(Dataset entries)

#####

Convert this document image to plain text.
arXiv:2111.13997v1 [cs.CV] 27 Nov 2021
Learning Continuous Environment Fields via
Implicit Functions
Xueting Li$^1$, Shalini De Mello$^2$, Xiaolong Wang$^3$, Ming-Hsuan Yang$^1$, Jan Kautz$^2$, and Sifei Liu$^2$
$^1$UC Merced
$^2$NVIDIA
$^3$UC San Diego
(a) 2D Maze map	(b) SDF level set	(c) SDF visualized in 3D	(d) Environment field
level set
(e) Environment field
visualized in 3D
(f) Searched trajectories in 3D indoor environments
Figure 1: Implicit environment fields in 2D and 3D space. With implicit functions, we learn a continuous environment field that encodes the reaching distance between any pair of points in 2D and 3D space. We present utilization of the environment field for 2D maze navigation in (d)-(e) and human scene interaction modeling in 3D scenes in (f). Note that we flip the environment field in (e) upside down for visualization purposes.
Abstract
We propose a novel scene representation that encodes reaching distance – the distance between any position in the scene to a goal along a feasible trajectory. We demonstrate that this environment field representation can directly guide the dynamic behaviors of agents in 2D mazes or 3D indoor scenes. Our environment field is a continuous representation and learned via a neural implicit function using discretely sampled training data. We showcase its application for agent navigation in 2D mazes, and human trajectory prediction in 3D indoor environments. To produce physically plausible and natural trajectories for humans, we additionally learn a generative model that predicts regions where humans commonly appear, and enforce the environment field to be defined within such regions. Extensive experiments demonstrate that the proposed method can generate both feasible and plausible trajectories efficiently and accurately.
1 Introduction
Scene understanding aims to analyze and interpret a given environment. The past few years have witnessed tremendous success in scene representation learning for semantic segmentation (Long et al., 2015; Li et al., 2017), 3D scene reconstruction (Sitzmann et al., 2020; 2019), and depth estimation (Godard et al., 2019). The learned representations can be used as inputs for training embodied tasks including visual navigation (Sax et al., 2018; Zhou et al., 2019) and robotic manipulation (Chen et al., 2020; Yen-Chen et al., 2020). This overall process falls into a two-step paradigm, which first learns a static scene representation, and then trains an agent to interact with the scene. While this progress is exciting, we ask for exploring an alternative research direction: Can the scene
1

#####

Out of the records, collect only those lines that contain the string "level".

(a) 2D Maze map	(b) SDF level set	(c) SDF visualized in 3D	(d) Environment field
level set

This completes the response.